**GIVEN REQUEST**
Reproduce each of the following items word for word.

**DATASET**
'''

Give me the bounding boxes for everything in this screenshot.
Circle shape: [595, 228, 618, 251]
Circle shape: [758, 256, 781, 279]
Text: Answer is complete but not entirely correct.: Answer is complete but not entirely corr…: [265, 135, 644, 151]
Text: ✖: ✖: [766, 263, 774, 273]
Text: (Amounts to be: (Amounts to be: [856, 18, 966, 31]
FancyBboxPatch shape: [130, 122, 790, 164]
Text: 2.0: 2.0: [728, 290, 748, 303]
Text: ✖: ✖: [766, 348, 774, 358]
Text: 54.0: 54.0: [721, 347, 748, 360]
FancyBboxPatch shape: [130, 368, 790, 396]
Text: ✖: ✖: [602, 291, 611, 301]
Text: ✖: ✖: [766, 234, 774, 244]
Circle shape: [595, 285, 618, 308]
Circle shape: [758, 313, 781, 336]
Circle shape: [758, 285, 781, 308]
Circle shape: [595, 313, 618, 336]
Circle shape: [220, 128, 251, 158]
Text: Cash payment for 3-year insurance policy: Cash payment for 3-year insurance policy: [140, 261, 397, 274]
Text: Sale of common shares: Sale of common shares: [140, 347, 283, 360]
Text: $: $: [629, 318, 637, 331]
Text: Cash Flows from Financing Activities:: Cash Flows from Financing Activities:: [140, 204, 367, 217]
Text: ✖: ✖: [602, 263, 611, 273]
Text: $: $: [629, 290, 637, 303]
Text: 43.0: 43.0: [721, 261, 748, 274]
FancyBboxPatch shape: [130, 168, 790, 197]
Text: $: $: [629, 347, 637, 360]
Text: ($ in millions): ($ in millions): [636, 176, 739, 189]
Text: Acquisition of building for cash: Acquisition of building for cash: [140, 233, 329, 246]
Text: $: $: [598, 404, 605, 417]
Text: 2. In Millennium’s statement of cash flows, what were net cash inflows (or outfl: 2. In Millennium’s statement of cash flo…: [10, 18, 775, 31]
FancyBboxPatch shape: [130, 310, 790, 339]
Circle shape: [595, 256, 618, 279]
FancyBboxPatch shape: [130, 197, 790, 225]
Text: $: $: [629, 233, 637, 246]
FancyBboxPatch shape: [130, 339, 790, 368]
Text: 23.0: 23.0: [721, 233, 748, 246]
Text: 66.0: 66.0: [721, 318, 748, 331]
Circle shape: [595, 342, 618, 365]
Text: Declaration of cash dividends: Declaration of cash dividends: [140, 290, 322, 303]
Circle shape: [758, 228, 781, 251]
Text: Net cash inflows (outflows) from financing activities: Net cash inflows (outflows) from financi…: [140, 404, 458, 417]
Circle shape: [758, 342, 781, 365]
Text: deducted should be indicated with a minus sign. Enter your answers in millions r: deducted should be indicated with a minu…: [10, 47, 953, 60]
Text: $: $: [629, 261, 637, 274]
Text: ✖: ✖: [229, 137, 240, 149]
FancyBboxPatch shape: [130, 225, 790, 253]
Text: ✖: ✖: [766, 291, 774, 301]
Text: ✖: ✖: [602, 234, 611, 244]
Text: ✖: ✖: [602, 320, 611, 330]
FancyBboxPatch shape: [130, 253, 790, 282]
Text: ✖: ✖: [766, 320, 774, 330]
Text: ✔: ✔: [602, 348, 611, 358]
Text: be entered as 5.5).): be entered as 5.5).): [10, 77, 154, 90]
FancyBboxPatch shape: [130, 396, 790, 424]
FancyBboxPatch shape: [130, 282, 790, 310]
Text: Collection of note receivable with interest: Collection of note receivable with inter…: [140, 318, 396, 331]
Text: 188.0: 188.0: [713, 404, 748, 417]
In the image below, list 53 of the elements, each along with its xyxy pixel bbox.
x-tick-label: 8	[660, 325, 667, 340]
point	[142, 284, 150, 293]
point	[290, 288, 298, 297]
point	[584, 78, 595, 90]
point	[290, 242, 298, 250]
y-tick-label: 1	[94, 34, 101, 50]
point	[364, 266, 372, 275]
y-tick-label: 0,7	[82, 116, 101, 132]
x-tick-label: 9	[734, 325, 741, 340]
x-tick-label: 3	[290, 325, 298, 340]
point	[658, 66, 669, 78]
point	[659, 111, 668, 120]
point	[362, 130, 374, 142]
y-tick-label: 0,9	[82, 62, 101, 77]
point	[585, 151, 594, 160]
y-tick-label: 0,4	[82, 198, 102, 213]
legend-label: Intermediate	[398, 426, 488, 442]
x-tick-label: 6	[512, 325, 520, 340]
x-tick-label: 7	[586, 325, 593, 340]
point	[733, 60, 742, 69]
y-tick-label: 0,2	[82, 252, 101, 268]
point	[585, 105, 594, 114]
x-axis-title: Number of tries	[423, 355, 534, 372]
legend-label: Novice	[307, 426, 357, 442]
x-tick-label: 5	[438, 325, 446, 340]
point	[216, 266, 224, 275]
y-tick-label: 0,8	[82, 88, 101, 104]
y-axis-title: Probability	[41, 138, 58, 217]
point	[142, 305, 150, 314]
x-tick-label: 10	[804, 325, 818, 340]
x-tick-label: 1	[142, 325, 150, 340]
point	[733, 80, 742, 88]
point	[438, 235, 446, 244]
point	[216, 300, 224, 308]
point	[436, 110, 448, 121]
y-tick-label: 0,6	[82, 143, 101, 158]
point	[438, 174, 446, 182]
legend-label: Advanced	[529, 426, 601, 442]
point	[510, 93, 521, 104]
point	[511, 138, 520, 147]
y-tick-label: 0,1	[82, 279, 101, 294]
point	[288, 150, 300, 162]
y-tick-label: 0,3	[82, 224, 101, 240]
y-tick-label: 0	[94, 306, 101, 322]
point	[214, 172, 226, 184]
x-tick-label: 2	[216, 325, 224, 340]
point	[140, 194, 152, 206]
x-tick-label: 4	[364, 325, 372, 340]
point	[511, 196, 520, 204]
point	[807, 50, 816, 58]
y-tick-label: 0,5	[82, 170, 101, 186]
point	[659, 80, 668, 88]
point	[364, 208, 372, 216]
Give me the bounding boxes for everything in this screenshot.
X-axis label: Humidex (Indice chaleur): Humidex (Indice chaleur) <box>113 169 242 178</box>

'''

**FINAL ANSWER**
Give me the bounding boxes for everything in this screenshot.
Circle shape: [595, 228, 618, 251]
Circle shape: [758, 256, 781, 279]
Text: Answer is complete but not entirely correct.: Answer is complete but not entirely corr…: [265, 135, 644, 151]
Text: ✖: ✖: [766, 263, 774, 273]
Text: (Amounts to be: (Amounts to be: [856, 18, 966, 31]
FancyBboxPatch shape: [130, 122, 790, 164]
Text: 2.0: 2.0: [728, 290, 748, 303]
Text: ✖: ✖: [766, 348, 774, 358]
Text: 54.0: 54.0: [721, 347, 748, 360]
FancyBboxPatch shape: [130, 368, 790, 396]
Text: ✖: ✖: [602, 291, 611, 301]
Text: ✖: ✖: [766, 234, 774, 244]
Circle shape: [595, 285, 618, 308]
Circle shape: [758, 313, 781, 336]
Circle shape: [758, 285, 781, 308]
Circle shape: [595, 313, 618, 336]
Circle shape: [220, 128, 251, 158]
Text: Cash payment for 3-year insurance policy: Cash payment for 3-year insurance policy: [140, 261, 397, 274]
Text: Sale of common shares: Sale of common shares: [140, 347, 283, 360]
Text: $: $: [629, 318, 637, 331]
Text: Cash Flows from Financing Activities:: Cash Flows from Financing Activities:: [140, 204, 367, 217]
Text: ✖: ✖: [602, 263, 611, 273]
Text: $: $: [629, 290, 637, 303]
Text: 43.0: 43.0: [721, 261, 748, 274]
FancyBboxPatch shape: [130, 168, 790, 197]
Text: $: $: [629, 347, 637, 360]
Text: ($ in millions): ($ in millions): [636, 176, 739, 189]
Text: Acquisition of building for cash: Acquisition of building for cash: [140, 233, 329, 246]
Text: $: $: [598, 404, 605, 417]
Text: 2. In Millennium’s statement of cash flows, what were net cash inflows (or outfl: 2. In Millennium’s statement of cash flo…: [10, 18, 775, 31]
FancyBboxPatch shape: [130, 310, 790, 339]
Circle shape: [595, 256, 618, 279]
FancyBboxPatch shape: [130, 197, 790, 225]
Text: $: $: [629, 233, 637, 246]
FancyBboxPatch shape: [130, 339, 790, 368]
Text: 23.0: 23.0: [721, 233, 748, 246]
Text: 66.0: 66.0: [721, 318, 748, 331]
Circle shape: [595, 342, 618, 365]
Text: Declaration of cash dividends: Declaration of cash dividends: [140, 290, 322, 303]
Circle shape: [758, 228, 781, 251]
Text: Net cash inflows (outflows) from financing activities: Net cash inflows (outflows) from financi…: [140, 404, 458, 417]
Circle shape: [758, 342, 781, 365]
Text: deducted should be indicated with a minus sign. Enter your answers in millions r: deducted should be indicated with a minu…: [10, 47, 953, 60]
Text: $: $: [629, 261, 637, 274]
Text: ✖: ✖: [229, 137, 240, 149]
FancyBboxPatch shape: [130, 225, 790, 253]
Text: ✖: ✖: [766, 291, 774, 301]
Text: ✖: ✖: [602, 234, 611, 244]
Text: ✖: ✖: [602, 320, 611, 330]
FancyBboxPatch shape: [130, 253, 790, 282]
Text: ✖: ✖: [766, 320, 774, 330]
Text: ✔: ✔: [602, 348, 611, 358]
Text: be entered as 5.5).): be entered as 5.5).): [10, 77, 154, 90]
FancyBboxPatch shape: [130, 396, 790, 424]
FancyBboxPatch shape: [130, 282, 790, 310]
Text: Collection of note receivable with interest: Collection of note receivable with inter…: [140, 318, 396, 331]
Text: 188.0: 188.0: [713, 404, 748, 417]
In the image below, list 53 of the elements, each along with its xyxy pixel bbox.
x-tick-label: 8	[660, 325, 667, 340]
point	[142, 284, 150, 293]
point	[290, 288, 298, 297]
point	[584, 78, 595, 90]
point	[290, 242, 298, 250]
y-tick-label: 1	[94, 34, 101, 50]
point	[364, 266, 372, 275]
y-tick-label: 0,7	[82, 116, 101, 132]
x-tick-label: 9	[734, 325, 741, 340]
x-tick-label: 3	[290, 325, 298, 340]
point	[658, 66, 669, 78]
point	[659, 111, 668, 120]
point	[362, 130, 374, 142]
y-tick-label: 0,9	[82, 62, 101, 77]
point	[585, 151, 594, 160]
y-tick-label: 0,4	[82, 198, 102, 213]
legend-label: Intermediate	[398, 426, 488, 442]
x-tick-label: 6	[512, 325, 520, 340]
x-tick-label: 7	[586, 325, 593, 340]
point	[733, 60, 742, 69]
y-tick-label: 0,2	[82, 252, 101, 268]
point	[585, 105, 594, 114]
x-axis-title: Number of tries	[423, 355, 534, 372]
legend-label: Novice	[307, 426, 357, 442]
x-tick-label: 5	[438, 325, 446, 340]
point	[216, 266, 224, 275]
y-tick-label: 0,8	[82, 88, 101, 104]
y-axis-title: Probability	[41, 138, 58, 217]
point	[142, 305, 150, 314]
x-tick-label: 10	[804, 325, 818, 340]
x-tick-label: 1	[142, 325, 150, 340]
point	[733, 80, 742, 88]
point	[438, 235, 446, 244]
point	[216, 300, 224, 308]
point	[436, 110, 448, 121]
y-tick-label: 0,6	[82, 143, 101, 158]
point	[438, 174, 446, 182]
legend-label: Advanced	[529, 426, 601, 442]
point	[510, 93, 521, 104]
point	[511, 138, 520, 147]
y-tick-label: 0,1	[82, 279, 101, 294]
point	[288, 150, 300, 162]
y-tick-label: 0,3	[82, 224, 101, 240]
y-tick-label: 0	[94, 306, 101, 322]
point	[214, 172, 226, 184]
x-tick-label: 2	[216, 325, 224, 340]
point	[140, 194, 152, 206]
x-tick-label: 4	[364, 325, 372, 340]
point	[511, 196, 520, 204]
point	[807, 50, 816, 58]
y-tick-label: 0,5	[82, 170, 101, 186]
point	[659, 80, 668, 88]
point	[364, 208, 372, 216]
Give me the bounding boxes for everything in this screenshot.
X-axis label: Humidex (Indice chaleur): Humidex (Indice chaleur) <box>113 169 242 178</box>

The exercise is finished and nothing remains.